# [What needs to be done]
In this exercise, reproduce all the entries that follow exactly.
── Material shown
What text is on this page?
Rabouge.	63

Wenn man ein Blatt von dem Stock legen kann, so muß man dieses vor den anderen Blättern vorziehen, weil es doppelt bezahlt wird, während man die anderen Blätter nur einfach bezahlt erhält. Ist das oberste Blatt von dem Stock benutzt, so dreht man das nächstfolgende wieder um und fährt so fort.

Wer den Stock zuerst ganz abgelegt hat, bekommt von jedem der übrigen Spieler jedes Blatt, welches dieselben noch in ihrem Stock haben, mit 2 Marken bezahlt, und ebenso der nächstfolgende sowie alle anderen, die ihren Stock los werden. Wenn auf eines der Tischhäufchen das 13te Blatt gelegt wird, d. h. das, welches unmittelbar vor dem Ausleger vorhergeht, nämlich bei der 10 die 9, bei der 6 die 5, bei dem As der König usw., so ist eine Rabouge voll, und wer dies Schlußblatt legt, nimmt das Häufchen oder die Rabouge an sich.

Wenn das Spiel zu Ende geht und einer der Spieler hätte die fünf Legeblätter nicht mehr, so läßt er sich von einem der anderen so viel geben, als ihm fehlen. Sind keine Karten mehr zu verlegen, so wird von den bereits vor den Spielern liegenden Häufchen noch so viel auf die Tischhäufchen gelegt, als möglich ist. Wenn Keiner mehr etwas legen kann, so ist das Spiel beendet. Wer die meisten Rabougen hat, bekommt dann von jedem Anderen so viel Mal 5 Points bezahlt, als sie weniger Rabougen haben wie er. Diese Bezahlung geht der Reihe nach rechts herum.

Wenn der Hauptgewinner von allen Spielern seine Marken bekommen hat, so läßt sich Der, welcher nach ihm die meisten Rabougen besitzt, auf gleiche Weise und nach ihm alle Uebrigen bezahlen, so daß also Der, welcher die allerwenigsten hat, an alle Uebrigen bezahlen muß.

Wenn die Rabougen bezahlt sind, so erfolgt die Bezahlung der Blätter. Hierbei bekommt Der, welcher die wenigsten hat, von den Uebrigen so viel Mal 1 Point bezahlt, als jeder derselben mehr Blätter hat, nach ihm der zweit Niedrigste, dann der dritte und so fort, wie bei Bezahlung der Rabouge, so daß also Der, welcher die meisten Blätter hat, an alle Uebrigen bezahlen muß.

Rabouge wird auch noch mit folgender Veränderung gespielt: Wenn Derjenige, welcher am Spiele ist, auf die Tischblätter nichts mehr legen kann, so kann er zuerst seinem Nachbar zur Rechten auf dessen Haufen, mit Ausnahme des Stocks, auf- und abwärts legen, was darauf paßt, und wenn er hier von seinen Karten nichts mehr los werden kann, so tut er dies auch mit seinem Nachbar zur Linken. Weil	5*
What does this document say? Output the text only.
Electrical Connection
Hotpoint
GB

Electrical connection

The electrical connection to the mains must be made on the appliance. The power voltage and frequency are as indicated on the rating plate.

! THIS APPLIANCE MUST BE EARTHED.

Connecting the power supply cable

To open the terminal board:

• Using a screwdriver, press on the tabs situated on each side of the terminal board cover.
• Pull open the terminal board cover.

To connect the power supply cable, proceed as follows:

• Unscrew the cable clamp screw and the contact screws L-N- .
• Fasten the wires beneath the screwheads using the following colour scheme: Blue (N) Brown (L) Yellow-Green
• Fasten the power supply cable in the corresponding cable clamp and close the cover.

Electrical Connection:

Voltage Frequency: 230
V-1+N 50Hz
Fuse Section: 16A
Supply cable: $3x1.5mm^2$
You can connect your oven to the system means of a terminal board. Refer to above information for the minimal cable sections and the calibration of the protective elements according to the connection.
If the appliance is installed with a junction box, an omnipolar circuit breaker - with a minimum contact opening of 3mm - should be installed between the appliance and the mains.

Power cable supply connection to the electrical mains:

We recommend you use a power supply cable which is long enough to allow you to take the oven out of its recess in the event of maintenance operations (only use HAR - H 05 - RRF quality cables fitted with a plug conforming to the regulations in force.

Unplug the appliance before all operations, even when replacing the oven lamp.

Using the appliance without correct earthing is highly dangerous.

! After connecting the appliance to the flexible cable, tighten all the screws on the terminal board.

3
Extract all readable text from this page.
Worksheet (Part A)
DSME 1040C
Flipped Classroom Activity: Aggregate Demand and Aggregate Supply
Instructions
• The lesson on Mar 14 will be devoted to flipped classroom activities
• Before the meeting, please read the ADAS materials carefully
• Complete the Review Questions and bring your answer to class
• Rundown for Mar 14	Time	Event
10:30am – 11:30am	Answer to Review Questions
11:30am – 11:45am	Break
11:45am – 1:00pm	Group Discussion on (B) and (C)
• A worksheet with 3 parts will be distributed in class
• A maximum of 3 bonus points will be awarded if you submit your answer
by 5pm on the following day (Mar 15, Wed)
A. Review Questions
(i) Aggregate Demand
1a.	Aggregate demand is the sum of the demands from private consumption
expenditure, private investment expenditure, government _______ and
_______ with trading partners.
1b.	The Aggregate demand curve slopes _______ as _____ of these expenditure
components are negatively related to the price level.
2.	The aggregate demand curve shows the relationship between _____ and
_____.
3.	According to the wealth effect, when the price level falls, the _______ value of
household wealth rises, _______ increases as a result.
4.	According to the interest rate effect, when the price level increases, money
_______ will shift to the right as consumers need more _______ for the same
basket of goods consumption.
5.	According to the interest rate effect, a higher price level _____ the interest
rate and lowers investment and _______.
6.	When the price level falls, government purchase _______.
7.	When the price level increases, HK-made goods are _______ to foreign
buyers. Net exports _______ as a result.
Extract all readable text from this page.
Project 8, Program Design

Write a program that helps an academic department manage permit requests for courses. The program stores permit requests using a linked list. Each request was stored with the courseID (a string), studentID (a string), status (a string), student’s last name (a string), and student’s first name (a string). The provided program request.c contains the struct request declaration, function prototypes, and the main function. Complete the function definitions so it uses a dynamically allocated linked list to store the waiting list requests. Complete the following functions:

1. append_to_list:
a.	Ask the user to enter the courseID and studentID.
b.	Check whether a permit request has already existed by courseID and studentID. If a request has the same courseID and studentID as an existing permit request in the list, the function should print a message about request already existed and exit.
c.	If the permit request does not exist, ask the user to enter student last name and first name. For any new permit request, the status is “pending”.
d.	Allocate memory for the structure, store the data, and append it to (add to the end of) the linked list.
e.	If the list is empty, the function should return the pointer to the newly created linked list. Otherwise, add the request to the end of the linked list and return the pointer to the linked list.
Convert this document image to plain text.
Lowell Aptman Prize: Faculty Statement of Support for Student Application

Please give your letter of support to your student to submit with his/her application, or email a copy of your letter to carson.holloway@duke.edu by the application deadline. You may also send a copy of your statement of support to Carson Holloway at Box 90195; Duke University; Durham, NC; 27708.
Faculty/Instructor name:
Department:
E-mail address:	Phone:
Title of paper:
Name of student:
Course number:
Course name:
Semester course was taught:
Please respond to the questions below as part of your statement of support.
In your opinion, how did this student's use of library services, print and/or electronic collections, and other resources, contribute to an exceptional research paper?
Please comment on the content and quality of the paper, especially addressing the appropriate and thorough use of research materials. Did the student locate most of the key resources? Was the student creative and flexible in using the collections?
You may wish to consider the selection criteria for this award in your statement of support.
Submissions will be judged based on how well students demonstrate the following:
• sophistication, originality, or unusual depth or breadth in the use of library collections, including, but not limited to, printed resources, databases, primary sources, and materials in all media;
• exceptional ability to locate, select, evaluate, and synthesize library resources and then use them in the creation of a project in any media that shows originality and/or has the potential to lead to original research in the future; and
────
# [Solution to the problem]
What text is on this page?
Rabouge.	63

Wenn man ein Blatt von dem Stock legen kann, so muß man dieses vor den anderen Blättern vorziehen, weil es doppelt bezahlt wird, während man die anderen Blätter nur einfach bezahlt erhält. Ist das oberste Blatt von dem Stock benutzt, so dreht man das nächstfolgende wieder um und fährt so fort.

Wer den Stock zuerst ganz abgelegt hat, bekommt von jedem der übrigen Spieler jedes Blatt, welches dieselben noch in ihrem Stock haben, mit 2 Marken bezahlt, und ebenso der nächstfolgende sowie alle anderen, die ihren Stock los werden. Wenn auf eines der Tischhäufchen das 13te Blatt gelegt wird, d. h. das, welches unmittelbar vor dem Ausleger vorhergeht, nämlich bei der 10 die 9, bei der 6 die 5, bei dem As der König usw., so ist eine Rabouge voll, und wer dies Schlußblatt legt, nimmt das Häufchen oder die Rabouge an sich.

Wenn das Spiel zu Ende geht und einer der Spieler hätte die fünf Legeblätter nicht mehr, so läßt er sich von einem der anderen so viel geben, als ihm fehlen. Sind keine Karten mehr zu verlegen, so wird von den bereits vor den Spielern liegenden Häufchen noch so viel auf die Tischhäufchen gelegt, als möglich ist. Wenn Keiner mehr etwas legen kann, so ist das Spiel beendet. Wer die meisten Rabougen hat, bekommt dann von jedem Anderen so viel Mal 5 Points bezahlt, als sie weniger Rabougen haben wie er. Diese Bezahlung geht der Reihe nach rechts herum.

Wenn der Hauptgewinner von allen Spielern seine Marken bekommen hat, so läßt sich Der, welcher nach ihm die meisten Rabougen besitzt, auf gleiche Weise und nach ihm alle Uebrigen bezahlen, so daß also Der, welcher die allerwenigsten hat, an alle Uebrigen bezahlen muß.

Wenn die Rabougen bezahlt sind, so erfolgt die Bezahlung der Blätter. Hierbei bekommt Der, welcher die wenigsten hat, von den Uebrigen so viel Mal 1 Point bezahlt, als jeder derselben mehr Blätter hat, nach ihm der zweit Niedrigste, dann der dritte und so fort, wie bei Bezahlung der Rabouge, so daß also Der, welcher die meisten Blätter hat, an alle Uebrigen bezahlen muß.

Rabouge wird auch noch mit folgender Veränderung gespielt: Wenn Derjenige, welcher am Spiele ist, auf die Tischblätter nichts mehr legen kann, so kann er zuerst seinem Nachbar zur Rechten auf dessen Haufen, mit Ausnahme des Stocks, auf- und abwärts legen, was darauf paßt, und wenn er hier von seinen Karten nichts mehr los werden kann, so tut er dies auch mit seinem Nachbar zur Linken. Weil	5*
What does this document say? Output the text only.
Electrical Connection
Hotpoint
GB

Electrical connection

The electrical connection to the mains must be made on the appliance. The power voltage and frequency are as indicated on the rating plate.

! THIS APPLIANCE MUST BE EARTHED.

Connecting the power supply cable

To open the terminal board:

• Using a screwdriver, press on the tabs situated on each side of the terminal board cover.
• Pull open the terminal board cover.

To connect the power supply cable, proceed as follows:

• Unscrew the cable clamp screw and the contact screws L-N- .
• Fasten the wires beneath the screwheads using the following colour scheme: Blue (N) Brown (L) Yellow-Green
• Fasten the power supply cable in the corresponding cable clamp and close the cover.

Electrical Connection:

Voltage Frequency: 230
V-1+N 50Hz
Fuse Section: 16A
Supply cable: $3x1.5mm^2$
You can connect your oven to the system means of a terminal board. Refer to above information for the minimal cable sections and the calibration of the protective elements according to the connection.
If the appliance is installed with a junction box, an omnipolar circuit breaker - with a minimum contact opening of 3mm - should be installed between the appliance and the mains.

Power cable supply connection to the electrical mains:

We recommend you use a power supply cable which is long enough to allow you to take the oven out of its recess in the event of maintenance operations (only use HAR - H 05 - RRF quality cables fitted with a plug conforming to the regulations in force.

Unplug the appliance before all operations, even when replacing the oven lamp.

Using the appliance without correct earthing is highly dangerous.

! After connecting the appliance to the flexible cable, tighten all the screws on the terminal board.

3
Extract all readable text from this page.
Worksheet (Part A)
DSME 1040C
Flipped Classroom Activity: Aggregate Demand and Aggregate Supply
Instructions
• The lesson on Mar 14 will be devoted to flipped classroom activities
• Before the meeting, please read the ADAS materials carefully
• Complete the Review Questions and bring your answer to class
• Rundown for Mar 14	Time	Event
10:30am – 11:30am	Answer to Review Questions
11:30am – 11:45am	Break
11:45am – 1:00pm	Group Discussion on (B) and (C)
• A worksheet with 3 parts will be distributed in class
• A maximum of 3 bonus points will be awarded if you submit your answer
by 5pm on the following day (Mar 15, Wed)
A. Review Questions
(i) Aggregate Demand
1a.	Aggregate demand is the sum of the demands from private consumption
expenditure, private investment expenditure, government _______ and
_______ with trading partners.
1b.	The Aggregate demand curve slopes _______ as _____ of these expenditure
components are negatively related to the price level.
2.	The aggregate demand curve shows the relationship between _____ and
_____.
3.	According to the wealth effect, when the price level falls, the _______ value of
household wealth rises, _______ increases as a result.
4.	According to the interest rate effect, when the price level increases, money
_______ will shift to the right as consumers need more _______ for the same
basket of goods consumption.
5.	According to the interest rate effect, a higher price level _____ the interest
rate and lowers investment and _______.
6.	When the price level falls, government purchase _______.
7.	When the price level increases, HK-made goods are _______ to foreign
buyers. Net exports _______ as a result.
Extract all readable text from this page.
Project 8, Program Design

Write a program that helps an academic department manage permit requests for courses. The program stores permit requests using a linked list. Each request was stored with the courseID (a string), studentID (a string), status (a string), student’s last name (a string), and student’s first name (a string). The provided program request.c contains the struct request declaration, function prototypes, and the main function. Complete the function definitions so it uses a dynamically allocated linked list to store the waiting list requests. Complete the following functions:

1. append_to_list:
a.	Ask the user to enter the courseID and studentID.
b.	Check whether a permit request has already existed by courseID and studentID. If a request has the same courseID and studentID as an existing permit request in the list, the function should print a message about request already existed and exit.
c.	If the permit request does not exist, ask the user to enter student last name and first name. For any new permit request, the status is “pending”.
d.	Allocate memory for the structure, store the data, and append it to (add to the end of) the linked list.
e.	If the list is empty, the function should return the pointer to the newly created linked list. Otherwise, add the request to the end of the linked list and return the pointer to the linked list.
Convert this document image to plain text.
Lowell Aptman Prize: Faculty Statement of Support for Student Application

Please give your letter of support to your student to submit with his/her application, or email a copy of your letter to carson.holloway@duke.edu by the application deadline. You may also send a copy of your statement of support to Carson Holloway at Box 90195; Duke University; Durham, NC; 27708.
Faculty/Instructor name:
Department:
E-mail address:	Phone:
Title of paper:
Name of student:
Course number:
Course name:
Semester course was taught:
Please respond to the questions below as part of your statement of support.
In your opinion, how did this student's use of library services, print and/or electronic collections, and other resources, contribute to an exceptional research paper?
Please comment on the content and quality of the paper, especially addressing the appropriate and thorough use of research materials. Did the student locate most of the key resources? Was the student creative and flexible in using the collections?
You may wish to consider the selection criteria for this award in your statement of support.
Submissions will be judged based on how well students demonstrate the following:
• sophistication, originality, or unusual depth or breadth in the use of library collections, including, but not limited to, printed resources, databases, primary sources, and materials in all media;
• exceptional ability to locate, select, evaluate, and synthesize library resources and then use them in the creation of a project in any media that shows originality and/or has the potential to lead to original research in the future; and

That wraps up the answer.